_Exercise_:
Tell how many lines in these records contain the string "peripheral", with only the number as the reply.

-- START --

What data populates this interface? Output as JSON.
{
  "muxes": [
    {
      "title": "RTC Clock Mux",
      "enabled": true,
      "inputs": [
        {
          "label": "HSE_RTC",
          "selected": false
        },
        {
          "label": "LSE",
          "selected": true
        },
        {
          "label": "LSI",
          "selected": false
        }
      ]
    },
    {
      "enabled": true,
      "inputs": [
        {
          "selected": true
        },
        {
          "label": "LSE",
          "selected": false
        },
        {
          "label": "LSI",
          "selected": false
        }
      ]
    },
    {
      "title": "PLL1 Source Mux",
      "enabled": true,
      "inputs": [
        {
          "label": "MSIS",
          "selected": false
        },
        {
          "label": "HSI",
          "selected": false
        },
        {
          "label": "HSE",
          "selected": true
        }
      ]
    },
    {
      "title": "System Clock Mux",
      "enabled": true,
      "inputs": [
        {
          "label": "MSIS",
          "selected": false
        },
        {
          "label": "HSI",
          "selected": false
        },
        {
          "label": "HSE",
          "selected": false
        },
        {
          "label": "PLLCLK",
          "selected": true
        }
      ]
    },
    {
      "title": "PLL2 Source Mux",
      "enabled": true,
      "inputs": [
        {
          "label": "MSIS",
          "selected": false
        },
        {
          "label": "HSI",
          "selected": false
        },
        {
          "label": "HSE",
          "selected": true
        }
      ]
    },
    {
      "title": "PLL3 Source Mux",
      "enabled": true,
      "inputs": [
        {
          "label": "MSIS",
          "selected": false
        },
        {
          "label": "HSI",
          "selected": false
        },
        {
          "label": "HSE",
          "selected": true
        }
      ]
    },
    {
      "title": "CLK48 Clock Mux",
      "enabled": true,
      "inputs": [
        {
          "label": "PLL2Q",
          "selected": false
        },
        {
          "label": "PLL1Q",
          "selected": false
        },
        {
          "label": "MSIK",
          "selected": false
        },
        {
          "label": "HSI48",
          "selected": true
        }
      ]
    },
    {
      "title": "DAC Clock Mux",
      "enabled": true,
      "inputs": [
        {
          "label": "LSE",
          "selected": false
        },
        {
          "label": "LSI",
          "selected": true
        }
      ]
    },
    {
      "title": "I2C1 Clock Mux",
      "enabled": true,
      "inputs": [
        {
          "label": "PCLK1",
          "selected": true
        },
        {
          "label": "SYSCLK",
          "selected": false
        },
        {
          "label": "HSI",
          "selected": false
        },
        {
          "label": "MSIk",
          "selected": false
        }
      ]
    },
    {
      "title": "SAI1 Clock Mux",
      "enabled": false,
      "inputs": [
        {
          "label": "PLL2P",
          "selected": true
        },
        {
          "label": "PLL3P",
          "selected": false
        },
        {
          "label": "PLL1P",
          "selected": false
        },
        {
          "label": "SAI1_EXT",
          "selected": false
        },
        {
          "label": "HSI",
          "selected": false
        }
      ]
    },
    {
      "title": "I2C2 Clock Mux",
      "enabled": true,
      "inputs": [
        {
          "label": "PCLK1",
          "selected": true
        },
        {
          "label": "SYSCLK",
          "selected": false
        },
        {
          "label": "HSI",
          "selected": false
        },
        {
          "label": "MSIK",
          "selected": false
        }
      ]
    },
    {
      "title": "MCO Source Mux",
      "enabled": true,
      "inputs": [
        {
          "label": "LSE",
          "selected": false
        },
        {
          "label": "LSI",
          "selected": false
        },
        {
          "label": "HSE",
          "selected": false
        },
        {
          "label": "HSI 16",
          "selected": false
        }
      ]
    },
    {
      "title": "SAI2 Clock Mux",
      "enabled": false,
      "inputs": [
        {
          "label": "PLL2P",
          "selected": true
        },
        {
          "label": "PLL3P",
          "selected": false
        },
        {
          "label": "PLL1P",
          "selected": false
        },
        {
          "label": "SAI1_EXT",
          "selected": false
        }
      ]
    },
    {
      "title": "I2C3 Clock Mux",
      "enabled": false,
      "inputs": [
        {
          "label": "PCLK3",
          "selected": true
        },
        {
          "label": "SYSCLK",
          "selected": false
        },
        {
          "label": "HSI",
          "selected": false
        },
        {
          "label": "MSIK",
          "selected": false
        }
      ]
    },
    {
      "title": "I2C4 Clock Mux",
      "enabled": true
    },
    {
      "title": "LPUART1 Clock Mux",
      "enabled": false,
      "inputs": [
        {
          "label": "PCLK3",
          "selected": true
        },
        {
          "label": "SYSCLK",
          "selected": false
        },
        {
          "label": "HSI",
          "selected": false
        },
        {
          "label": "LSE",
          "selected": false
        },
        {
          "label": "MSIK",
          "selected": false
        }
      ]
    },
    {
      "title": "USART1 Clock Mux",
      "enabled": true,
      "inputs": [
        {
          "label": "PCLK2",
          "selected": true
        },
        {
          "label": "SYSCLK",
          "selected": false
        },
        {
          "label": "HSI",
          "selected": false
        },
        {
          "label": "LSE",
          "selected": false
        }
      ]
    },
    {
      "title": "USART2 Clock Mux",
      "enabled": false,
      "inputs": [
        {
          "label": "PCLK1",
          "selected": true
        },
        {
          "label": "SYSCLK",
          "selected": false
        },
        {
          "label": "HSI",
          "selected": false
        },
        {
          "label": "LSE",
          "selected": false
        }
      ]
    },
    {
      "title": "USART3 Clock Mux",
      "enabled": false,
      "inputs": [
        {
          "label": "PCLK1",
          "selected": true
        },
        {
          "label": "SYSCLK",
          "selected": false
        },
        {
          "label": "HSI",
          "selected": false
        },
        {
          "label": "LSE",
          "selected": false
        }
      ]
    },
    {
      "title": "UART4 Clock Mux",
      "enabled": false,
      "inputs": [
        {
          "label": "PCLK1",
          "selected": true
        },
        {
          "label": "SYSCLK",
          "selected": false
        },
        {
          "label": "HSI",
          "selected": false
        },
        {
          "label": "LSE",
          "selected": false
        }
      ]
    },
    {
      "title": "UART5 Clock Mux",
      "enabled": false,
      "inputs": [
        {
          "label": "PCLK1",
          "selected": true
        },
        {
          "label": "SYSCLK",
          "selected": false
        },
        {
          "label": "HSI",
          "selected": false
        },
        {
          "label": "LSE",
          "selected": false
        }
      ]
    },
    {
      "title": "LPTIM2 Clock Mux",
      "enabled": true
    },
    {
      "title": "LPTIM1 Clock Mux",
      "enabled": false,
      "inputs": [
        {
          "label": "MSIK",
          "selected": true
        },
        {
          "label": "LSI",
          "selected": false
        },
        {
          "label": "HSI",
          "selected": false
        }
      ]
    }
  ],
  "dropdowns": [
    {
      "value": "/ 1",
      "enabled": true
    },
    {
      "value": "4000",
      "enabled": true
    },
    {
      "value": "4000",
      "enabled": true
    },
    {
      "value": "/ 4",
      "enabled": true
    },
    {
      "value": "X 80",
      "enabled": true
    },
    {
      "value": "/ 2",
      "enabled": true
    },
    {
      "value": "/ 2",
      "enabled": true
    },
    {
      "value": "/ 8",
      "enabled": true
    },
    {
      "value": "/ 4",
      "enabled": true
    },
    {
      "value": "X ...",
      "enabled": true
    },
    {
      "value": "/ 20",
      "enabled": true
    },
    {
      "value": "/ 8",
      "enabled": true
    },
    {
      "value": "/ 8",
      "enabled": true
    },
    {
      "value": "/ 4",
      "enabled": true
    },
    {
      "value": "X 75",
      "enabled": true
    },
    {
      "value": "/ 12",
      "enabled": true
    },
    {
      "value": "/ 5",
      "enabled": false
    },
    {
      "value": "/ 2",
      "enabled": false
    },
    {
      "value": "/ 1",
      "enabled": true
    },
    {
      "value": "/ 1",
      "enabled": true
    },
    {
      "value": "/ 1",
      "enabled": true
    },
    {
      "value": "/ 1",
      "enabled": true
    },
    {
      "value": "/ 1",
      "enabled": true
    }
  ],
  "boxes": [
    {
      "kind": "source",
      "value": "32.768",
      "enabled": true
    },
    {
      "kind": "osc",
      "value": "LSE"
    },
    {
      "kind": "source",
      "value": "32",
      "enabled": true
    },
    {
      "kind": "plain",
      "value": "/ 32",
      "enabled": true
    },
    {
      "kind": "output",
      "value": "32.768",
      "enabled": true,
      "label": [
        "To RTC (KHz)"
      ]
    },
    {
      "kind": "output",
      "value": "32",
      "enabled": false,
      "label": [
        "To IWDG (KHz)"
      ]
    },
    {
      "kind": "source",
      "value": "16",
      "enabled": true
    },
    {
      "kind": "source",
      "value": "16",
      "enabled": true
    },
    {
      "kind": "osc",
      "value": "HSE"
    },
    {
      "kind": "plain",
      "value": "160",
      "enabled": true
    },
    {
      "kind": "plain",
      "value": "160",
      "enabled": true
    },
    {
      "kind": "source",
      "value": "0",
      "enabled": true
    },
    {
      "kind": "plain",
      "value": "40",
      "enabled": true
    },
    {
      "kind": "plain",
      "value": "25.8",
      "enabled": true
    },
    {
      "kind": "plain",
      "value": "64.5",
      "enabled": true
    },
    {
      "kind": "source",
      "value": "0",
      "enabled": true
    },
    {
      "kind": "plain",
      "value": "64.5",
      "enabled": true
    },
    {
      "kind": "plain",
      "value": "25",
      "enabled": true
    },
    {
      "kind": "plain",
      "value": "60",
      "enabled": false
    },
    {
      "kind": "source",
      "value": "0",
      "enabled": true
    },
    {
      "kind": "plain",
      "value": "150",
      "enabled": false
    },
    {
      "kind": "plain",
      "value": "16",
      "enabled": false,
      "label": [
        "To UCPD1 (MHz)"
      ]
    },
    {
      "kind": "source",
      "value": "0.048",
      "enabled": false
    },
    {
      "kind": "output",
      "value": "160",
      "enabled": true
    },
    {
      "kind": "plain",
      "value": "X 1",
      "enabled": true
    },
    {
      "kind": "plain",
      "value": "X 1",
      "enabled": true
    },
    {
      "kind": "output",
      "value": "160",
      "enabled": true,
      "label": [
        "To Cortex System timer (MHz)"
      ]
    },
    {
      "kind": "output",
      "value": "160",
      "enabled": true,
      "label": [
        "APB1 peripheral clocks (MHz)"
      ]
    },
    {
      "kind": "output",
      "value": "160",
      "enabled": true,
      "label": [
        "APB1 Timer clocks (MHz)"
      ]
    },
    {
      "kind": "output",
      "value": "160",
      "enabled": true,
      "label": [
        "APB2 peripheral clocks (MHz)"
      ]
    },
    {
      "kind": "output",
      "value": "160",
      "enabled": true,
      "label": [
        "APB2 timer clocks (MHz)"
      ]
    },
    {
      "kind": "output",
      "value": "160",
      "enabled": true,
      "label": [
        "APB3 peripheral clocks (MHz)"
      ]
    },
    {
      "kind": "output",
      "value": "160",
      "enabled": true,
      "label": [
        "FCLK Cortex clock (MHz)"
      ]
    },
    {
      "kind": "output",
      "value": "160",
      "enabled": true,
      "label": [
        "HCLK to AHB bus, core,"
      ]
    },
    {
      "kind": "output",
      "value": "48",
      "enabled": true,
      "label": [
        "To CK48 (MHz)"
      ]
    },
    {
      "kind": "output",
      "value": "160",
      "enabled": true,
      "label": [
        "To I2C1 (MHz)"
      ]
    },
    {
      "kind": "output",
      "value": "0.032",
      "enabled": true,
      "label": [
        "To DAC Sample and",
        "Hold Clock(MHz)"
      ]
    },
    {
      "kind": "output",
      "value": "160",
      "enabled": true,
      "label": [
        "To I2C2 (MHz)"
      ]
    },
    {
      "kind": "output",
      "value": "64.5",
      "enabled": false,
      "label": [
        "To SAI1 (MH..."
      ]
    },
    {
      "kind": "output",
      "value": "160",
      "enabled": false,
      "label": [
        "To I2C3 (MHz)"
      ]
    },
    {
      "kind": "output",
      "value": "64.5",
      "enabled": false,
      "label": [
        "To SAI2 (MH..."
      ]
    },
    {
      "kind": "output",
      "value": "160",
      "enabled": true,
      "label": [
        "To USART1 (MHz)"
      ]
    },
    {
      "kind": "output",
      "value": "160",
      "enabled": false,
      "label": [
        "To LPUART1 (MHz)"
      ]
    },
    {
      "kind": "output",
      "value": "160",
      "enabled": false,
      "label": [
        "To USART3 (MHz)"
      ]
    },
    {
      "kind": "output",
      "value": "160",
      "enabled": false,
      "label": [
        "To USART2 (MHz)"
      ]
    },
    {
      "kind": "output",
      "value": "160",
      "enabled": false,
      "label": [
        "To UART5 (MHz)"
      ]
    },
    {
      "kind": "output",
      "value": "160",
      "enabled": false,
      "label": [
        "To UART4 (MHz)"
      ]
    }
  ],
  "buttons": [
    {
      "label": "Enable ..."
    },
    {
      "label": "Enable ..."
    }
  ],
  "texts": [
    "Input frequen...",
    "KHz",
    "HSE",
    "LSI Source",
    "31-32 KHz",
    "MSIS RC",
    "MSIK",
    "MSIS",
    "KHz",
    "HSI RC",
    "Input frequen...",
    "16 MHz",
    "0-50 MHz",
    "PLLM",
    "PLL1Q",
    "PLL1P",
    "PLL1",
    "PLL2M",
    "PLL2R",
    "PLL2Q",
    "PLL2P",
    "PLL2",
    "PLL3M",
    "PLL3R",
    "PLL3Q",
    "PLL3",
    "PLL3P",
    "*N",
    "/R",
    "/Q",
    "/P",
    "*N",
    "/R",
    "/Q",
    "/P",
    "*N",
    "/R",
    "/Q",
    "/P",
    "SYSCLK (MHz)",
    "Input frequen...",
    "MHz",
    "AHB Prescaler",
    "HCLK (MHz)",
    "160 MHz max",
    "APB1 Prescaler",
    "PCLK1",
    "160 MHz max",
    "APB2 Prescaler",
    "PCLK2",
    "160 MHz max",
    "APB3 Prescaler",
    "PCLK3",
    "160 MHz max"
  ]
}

-- END --

_Output of the task_:
3